§ Written problem
Read the listing below and copy out every line that holds "subtitle".

§ Data shown
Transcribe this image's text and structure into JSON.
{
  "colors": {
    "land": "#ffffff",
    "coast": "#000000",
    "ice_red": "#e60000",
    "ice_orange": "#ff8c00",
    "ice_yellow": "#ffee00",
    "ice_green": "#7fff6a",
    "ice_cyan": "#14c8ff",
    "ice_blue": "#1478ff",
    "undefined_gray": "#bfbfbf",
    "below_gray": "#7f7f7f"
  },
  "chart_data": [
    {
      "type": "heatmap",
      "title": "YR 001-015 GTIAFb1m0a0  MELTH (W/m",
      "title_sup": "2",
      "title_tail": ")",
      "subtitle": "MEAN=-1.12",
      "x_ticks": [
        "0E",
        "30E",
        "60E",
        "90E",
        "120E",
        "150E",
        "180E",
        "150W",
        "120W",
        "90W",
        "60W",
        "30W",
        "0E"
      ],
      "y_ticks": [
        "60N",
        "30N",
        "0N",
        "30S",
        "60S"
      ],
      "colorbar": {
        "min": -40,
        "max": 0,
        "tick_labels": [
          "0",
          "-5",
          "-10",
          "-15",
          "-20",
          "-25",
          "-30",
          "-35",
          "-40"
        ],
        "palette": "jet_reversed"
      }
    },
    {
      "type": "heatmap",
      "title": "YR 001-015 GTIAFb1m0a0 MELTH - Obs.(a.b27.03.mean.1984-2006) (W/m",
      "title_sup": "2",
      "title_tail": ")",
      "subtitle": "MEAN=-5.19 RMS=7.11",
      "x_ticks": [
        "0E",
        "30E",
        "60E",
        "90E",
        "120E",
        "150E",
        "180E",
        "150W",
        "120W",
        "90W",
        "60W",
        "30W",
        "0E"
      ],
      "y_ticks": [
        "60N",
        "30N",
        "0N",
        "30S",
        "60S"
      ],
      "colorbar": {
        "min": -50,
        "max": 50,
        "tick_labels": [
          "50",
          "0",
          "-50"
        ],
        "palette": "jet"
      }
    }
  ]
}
* * *
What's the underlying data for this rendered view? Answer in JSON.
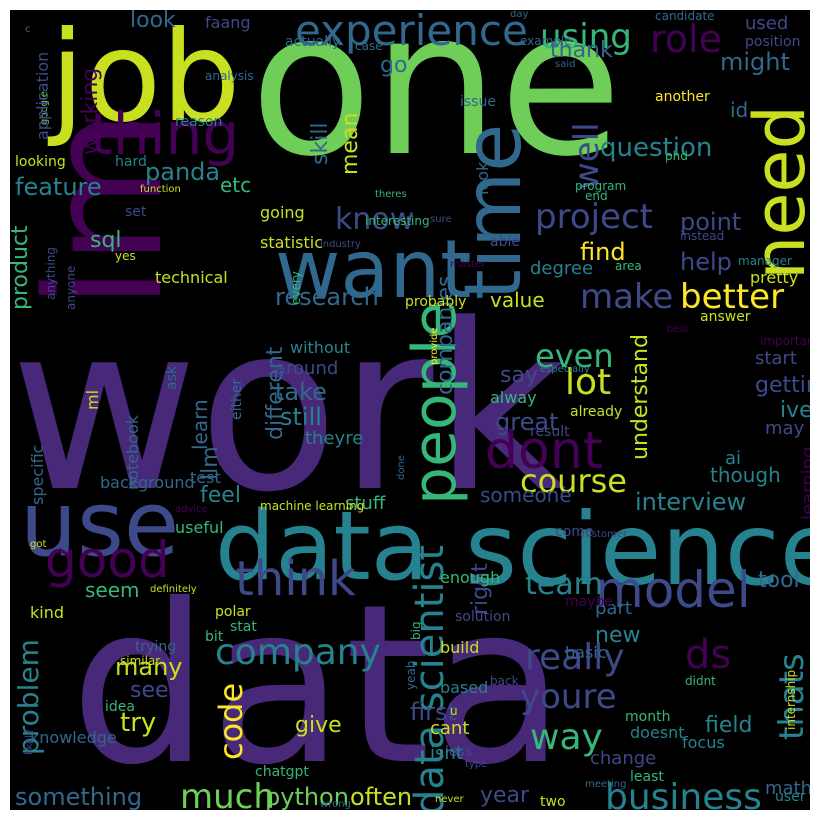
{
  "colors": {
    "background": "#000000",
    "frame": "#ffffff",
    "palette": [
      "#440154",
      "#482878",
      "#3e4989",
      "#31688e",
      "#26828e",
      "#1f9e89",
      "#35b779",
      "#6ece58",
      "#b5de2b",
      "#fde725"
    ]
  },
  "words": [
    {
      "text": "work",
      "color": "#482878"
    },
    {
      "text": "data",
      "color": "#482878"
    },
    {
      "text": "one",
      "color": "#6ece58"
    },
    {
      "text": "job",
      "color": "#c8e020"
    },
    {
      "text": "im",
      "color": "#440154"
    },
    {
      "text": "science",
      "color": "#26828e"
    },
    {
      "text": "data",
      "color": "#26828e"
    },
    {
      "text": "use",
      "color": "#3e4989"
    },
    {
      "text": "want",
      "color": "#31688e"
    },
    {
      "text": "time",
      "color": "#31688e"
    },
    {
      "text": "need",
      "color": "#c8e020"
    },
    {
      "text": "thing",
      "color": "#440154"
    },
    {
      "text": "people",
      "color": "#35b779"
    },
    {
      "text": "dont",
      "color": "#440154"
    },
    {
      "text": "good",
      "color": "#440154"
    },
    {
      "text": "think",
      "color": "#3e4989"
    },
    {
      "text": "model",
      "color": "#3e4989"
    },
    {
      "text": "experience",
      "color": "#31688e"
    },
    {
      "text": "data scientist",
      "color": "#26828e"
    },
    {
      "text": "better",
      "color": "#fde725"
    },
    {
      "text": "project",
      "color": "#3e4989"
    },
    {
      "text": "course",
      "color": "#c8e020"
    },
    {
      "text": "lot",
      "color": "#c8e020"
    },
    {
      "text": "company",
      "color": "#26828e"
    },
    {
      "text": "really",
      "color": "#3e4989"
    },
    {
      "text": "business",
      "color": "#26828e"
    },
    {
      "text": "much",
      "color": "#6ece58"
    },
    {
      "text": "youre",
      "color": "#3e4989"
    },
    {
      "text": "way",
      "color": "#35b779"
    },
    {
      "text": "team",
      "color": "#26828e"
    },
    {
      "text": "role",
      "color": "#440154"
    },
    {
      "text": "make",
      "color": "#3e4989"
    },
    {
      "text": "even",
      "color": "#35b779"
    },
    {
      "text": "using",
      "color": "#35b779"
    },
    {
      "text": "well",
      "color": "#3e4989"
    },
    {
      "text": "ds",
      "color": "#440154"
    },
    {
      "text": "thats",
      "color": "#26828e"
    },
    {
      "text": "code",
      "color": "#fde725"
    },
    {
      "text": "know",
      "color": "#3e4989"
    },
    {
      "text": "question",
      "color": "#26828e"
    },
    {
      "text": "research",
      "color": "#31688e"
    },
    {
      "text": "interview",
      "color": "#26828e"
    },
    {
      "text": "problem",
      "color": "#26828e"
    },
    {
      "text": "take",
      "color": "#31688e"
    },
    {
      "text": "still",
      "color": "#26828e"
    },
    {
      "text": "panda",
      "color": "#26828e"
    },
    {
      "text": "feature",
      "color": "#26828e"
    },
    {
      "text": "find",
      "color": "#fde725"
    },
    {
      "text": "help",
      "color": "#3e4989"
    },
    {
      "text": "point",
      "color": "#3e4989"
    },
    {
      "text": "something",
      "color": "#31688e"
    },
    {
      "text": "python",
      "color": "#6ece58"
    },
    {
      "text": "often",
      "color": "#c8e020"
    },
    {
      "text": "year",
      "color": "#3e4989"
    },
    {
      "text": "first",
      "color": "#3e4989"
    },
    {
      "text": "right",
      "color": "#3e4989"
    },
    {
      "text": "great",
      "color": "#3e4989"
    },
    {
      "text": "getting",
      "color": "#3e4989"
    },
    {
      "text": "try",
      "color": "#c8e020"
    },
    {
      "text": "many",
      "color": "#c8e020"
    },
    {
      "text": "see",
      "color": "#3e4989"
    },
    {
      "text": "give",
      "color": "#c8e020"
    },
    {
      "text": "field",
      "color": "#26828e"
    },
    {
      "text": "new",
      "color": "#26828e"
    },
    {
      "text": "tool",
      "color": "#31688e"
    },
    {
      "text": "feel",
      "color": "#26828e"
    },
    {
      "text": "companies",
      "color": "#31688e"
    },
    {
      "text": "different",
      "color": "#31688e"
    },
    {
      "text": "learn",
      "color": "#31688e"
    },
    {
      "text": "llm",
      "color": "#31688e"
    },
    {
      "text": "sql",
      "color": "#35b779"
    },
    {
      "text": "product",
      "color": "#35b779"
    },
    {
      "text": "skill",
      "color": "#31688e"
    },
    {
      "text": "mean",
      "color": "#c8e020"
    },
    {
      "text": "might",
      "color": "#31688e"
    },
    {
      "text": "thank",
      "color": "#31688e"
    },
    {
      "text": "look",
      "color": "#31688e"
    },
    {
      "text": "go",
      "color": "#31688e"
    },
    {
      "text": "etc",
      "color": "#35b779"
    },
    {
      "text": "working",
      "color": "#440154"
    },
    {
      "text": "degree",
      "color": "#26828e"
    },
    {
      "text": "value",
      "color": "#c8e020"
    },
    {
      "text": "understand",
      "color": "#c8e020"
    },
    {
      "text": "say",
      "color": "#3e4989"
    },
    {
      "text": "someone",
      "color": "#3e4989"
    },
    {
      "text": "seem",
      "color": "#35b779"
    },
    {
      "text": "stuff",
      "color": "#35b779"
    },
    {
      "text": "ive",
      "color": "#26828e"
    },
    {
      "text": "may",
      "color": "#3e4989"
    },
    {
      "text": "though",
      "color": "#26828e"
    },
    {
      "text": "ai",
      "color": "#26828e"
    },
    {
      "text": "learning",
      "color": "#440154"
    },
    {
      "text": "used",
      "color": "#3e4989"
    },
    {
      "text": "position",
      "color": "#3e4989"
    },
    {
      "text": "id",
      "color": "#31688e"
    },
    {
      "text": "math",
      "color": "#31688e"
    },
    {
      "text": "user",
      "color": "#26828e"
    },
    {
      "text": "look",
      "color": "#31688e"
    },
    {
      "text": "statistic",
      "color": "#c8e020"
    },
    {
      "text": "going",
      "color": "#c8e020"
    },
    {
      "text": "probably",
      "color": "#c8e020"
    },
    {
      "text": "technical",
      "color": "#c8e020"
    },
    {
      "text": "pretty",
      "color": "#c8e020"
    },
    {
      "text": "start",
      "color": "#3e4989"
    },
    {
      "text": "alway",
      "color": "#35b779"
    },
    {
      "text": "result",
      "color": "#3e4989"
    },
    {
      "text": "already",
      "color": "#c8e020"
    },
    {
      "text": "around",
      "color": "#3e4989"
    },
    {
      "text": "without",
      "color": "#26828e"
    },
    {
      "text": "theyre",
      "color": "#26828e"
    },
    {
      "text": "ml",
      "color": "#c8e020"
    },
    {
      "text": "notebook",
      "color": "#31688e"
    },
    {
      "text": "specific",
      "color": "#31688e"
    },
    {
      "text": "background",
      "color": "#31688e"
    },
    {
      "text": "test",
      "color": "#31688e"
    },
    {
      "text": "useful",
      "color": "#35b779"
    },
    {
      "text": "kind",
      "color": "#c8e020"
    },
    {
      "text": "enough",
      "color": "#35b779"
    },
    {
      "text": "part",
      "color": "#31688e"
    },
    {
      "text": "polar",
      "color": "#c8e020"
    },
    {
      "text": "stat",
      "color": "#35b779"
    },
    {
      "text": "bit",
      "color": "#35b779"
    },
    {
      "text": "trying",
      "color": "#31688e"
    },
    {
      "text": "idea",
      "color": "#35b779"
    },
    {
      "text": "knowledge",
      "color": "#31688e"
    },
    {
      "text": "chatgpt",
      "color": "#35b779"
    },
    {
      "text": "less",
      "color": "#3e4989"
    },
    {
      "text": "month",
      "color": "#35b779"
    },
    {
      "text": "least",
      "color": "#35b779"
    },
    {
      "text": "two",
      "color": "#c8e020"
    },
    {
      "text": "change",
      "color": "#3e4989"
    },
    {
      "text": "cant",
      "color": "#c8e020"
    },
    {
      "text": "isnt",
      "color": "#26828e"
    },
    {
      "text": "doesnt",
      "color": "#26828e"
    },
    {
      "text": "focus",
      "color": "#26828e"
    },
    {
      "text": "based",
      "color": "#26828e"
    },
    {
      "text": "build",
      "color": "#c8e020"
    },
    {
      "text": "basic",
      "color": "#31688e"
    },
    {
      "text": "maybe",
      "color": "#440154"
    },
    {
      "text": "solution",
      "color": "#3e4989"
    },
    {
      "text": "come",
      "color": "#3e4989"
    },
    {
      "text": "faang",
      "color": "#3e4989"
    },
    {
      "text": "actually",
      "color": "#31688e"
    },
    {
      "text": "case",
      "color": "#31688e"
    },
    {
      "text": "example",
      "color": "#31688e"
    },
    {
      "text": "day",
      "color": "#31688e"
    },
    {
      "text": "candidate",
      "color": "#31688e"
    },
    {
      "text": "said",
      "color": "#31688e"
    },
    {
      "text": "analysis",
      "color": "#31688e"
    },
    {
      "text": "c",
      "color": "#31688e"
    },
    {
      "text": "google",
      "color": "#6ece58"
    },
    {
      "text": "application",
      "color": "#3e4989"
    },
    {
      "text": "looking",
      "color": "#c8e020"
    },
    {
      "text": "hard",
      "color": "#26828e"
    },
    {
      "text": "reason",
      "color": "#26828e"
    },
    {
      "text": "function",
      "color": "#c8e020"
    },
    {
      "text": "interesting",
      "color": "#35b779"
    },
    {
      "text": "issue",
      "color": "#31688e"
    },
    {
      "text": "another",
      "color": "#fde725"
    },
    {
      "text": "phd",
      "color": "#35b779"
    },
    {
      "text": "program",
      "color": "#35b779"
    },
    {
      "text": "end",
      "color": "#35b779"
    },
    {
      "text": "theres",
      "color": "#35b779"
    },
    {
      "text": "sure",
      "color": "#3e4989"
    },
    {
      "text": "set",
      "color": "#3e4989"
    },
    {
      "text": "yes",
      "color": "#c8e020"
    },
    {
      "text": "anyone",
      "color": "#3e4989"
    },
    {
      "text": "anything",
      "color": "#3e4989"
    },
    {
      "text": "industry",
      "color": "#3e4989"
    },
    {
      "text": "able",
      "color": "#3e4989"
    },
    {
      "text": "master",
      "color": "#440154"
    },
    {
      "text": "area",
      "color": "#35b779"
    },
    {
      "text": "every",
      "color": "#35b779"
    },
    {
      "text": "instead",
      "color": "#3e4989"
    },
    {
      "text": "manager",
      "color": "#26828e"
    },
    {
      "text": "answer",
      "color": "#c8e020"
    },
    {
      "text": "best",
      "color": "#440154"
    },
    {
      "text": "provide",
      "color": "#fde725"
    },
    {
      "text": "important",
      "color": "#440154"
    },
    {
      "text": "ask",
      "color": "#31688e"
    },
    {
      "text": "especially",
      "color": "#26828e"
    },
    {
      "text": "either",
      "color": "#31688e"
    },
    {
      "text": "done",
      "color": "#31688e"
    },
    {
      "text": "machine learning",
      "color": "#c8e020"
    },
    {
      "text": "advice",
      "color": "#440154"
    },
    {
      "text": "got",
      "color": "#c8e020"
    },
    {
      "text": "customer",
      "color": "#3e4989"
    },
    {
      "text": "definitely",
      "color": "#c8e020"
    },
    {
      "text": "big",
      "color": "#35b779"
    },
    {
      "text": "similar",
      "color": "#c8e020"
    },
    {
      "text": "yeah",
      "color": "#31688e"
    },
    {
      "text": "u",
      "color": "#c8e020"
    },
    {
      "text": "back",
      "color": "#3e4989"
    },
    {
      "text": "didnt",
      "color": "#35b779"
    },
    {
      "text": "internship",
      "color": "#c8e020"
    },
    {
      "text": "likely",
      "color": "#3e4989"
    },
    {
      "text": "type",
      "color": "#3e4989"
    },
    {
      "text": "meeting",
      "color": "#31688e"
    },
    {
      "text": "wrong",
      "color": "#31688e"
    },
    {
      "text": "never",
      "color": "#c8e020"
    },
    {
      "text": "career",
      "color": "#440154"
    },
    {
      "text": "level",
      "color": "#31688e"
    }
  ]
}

§ Complete response
      "subtitle": "MEAN=-1.12",
      "subtitle": "MEAN=-5.19 RMS=7.11",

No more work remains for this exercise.